Work to complete
Find every line in the entries below that contains the string "tick", matching case, and copy each one.

···

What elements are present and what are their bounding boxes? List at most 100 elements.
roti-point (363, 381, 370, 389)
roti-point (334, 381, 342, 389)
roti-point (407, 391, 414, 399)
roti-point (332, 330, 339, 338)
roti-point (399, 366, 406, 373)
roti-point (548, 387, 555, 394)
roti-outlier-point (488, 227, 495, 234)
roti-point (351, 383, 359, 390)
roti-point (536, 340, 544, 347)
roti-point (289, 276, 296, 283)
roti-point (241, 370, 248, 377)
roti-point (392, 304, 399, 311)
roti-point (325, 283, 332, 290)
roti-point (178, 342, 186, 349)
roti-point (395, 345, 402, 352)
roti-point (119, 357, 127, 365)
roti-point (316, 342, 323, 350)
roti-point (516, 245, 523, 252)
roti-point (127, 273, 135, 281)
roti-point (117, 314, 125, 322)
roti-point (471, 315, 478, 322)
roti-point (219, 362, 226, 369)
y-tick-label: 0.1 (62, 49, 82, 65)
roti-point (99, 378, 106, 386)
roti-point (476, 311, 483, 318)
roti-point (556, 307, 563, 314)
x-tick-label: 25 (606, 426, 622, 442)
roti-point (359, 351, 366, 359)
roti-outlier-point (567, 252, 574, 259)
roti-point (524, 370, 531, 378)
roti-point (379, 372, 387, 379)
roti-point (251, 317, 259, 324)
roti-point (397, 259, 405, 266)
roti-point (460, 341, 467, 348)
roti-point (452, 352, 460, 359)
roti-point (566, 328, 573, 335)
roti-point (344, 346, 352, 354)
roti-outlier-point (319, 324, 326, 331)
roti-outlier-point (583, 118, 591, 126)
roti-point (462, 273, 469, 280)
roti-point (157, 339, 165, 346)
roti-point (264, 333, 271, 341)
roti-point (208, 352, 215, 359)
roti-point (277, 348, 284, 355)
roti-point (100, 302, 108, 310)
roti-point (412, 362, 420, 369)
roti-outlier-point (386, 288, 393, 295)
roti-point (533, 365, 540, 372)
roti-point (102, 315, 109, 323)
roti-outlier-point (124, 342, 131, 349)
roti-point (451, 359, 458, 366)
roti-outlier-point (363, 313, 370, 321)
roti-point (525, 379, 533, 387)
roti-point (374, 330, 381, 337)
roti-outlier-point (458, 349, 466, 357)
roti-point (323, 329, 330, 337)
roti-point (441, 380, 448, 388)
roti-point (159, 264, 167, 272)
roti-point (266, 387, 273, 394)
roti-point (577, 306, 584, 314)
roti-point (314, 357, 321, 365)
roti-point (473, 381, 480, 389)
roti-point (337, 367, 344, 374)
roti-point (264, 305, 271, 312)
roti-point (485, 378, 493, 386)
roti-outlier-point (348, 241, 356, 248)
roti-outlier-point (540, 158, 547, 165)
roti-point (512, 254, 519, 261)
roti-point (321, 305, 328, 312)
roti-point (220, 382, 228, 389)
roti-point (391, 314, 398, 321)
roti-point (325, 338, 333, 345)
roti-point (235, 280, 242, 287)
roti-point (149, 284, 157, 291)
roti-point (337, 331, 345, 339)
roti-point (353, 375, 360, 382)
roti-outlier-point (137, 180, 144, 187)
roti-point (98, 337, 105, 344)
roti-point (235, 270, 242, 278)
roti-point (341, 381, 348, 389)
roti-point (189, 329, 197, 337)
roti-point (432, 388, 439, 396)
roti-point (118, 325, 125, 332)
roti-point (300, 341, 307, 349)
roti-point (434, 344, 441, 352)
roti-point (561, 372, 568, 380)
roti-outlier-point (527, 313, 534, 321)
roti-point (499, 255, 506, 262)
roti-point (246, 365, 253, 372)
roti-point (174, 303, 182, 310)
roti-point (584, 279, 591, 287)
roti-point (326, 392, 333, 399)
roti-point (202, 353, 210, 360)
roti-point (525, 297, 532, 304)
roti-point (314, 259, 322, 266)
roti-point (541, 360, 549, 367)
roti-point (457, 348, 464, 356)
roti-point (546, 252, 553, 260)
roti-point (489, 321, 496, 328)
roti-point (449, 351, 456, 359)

···

The completed task
y-tick-label: 0.1 (62, 49, 82, 65)
x-tick-label: 25 (606, 426, 622, 442)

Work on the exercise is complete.